** begin Given entries **

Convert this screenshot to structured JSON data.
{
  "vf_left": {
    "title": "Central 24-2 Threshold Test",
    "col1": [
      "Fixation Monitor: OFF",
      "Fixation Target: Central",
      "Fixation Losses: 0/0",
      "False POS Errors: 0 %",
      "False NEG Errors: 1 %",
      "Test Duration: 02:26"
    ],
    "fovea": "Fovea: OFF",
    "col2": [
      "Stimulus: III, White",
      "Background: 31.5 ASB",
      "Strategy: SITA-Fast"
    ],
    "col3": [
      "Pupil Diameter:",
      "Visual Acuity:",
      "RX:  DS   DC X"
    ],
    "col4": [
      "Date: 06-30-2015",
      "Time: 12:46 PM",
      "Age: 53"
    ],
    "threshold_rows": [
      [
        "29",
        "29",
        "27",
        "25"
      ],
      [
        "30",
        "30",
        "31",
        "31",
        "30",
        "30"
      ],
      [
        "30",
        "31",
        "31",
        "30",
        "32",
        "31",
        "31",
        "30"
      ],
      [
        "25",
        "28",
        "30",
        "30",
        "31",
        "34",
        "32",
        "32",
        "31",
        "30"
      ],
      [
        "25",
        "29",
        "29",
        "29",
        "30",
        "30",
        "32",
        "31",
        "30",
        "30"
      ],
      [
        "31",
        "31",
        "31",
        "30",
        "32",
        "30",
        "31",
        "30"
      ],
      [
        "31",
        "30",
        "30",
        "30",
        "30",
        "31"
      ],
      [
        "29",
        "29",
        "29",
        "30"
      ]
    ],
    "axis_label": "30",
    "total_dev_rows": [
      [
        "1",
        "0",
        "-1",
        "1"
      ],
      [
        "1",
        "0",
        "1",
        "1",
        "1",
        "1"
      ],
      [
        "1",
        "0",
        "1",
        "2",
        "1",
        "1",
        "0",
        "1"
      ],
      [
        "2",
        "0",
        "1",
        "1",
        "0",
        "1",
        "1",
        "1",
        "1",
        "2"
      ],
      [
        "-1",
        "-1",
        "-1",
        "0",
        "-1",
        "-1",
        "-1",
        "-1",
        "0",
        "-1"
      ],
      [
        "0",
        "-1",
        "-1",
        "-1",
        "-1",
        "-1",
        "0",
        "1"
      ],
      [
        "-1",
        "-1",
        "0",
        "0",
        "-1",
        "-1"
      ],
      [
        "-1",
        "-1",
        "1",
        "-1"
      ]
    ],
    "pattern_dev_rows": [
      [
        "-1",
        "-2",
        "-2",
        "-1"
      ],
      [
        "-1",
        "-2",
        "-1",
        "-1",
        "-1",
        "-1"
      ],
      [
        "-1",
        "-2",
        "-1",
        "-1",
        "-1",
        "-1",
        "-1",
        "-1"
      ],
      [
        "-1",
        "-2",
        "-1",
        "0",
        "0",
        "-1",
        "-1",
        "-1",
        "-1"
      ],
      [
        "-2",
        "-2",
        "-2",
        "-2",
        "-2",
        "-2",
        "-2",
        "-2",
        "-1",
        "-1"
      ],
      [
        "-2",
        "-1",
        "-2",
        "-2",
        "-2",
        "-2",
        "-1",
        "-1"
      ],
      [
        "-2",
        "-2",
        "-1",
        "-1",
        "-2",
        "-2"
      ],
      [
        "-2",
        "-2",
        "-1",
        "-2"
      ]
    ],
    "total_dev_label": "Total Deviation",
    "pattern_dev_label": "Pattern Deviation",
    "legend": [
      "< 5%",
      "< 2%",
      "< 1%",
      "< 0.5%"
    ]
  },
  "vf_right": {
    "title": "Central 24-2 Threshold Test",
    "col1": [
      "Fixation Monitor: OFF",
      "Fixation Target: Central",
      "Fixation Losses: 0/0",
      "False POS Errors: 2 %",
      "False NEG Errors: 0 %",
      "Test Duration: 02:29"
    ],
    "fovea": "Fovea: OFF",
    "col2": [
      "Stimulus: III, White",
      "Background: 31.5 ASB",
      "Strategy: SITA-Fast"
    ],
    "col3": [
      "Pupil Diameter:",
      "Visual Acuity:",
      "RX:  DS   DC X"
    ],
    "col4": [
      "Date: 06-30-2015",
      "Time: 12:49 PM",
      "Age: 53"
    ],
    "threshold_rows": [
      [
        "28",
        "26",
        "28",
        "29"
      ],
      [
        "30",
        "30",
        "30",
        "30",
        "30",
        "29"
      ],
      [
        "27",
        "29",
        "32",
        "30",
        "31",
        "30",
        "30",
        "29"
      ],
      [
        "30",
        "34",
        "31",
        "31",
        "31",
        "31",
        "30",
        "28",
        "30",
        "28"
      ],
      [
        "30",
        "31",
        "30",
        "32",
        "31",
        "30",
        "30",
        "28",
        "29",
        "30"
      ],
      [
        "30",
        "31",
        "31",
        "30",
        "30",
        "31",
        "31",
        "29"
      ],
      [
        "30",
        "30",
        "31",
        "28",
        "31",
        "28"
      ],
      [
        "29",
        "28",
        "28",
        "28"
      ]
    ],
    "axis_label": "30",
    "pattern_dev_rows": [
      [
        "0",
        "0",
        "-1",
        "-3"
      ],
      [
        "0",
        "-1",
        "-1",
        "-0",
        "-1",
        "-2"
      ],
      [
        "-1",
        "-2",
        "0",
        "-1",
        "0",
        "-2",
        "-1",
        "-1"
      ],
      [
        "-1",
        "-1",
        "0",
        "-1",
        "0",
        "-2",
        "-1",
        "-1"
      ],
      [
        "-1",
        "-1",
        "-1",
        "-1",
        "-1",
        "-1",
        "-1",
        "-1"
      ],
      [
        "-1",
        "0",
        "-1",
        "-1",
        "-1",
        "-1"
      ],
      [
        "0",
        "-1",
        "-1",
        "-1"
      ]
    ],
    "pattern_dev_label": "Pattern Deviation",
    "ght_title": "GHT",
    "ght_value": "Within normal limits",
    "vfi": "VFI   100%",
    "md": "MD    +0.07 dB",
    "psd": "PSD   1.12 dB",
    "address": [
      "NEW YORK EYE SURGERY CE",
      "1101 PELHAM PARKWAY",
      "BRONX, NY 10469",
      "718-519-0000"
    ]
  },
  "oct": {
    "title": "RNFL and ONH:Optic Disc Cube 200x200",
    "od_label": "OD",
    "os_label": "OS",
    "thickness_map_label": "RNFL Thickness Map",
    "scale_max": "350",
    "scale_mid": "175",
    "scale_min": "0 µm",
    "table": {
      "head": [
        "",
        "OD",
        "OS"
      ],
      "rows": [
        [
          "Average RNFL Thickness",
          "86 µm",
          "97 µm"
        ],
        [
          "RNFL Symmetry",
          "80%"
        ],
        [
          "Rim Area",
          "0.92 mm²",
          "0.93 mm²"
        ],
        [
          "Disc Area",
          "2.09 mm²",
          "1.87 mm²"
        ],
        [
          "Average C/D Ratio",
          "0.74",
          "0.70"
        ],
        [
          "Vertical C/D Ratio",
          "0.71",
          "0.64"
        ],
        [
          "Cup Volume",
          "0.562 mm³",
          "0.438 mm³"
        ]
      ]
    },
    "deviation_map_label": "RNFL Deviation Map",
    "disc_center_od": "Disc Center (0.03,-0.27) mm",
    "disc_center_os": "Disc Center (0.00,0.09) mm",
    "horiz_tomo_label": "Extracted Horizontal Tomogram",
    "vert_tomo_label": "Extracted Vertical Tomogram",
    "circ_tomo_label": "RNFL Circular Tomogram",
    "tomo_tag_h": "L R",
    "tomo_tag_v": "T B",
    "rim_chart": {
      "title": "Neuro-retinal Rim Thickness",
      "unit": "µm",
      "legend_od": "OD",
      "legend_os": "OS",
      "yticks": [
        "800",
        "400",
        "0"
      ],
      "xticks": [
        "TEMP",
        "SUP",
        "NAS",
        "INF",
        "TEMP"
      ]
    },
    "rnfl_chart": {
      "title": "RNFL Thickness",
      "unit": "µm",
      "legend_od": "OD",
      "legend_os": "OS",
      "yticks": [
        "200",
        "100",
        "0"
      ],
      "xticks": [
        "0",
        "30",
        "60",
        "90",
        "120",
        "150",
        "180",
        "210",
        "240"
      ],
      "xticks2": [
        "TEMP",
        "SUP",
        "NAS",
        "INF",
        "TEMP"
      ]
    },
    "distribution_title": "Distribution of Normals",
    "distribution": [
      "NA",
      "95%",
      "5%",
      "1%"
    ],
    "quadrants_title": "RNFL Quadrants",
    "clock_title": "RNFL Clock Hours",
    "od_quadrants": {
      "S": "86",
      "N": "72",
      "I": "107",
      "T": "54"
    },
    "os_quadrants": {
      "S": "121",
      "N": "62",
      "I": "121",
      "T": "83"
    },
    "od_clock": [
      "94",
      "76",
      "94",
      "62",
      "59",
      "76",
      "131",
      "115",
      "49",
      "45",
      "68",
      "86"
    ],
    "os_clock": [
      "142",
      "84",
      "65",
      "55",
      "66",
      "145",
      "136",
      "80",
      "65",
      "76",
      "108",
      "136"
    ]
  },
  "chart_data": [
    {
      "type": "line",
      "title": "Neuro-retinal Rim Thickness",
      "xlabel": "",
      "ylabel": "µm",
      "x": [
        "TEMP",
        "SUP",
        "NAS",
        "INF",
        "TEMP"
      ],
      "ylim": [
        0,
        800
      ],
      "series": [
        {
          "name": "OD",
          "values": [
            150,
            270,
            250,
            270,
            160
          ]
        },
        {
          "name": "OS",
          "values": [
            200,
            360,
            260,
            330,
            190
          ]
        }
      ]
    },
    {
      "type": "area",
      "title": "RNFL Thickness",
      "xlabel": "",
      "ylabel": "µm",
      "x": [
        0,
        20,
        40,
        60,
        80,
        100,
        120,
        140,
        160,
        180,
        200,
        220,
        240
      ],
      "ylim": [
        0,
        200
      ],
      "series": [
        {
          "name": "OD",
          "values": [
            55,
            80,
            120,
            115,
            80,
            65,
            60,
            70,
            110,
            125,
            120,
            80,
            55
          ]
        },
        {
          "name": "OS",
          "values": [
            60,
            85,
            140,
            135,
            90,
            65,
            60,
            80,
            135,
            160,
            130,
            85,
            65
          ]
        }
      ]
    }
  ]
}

** end Given entries **

## Job
Show the lines that mention the word "Average".

## Response to this exercise
          "Average RNFL Thickness",
          "Average C/D Ratio",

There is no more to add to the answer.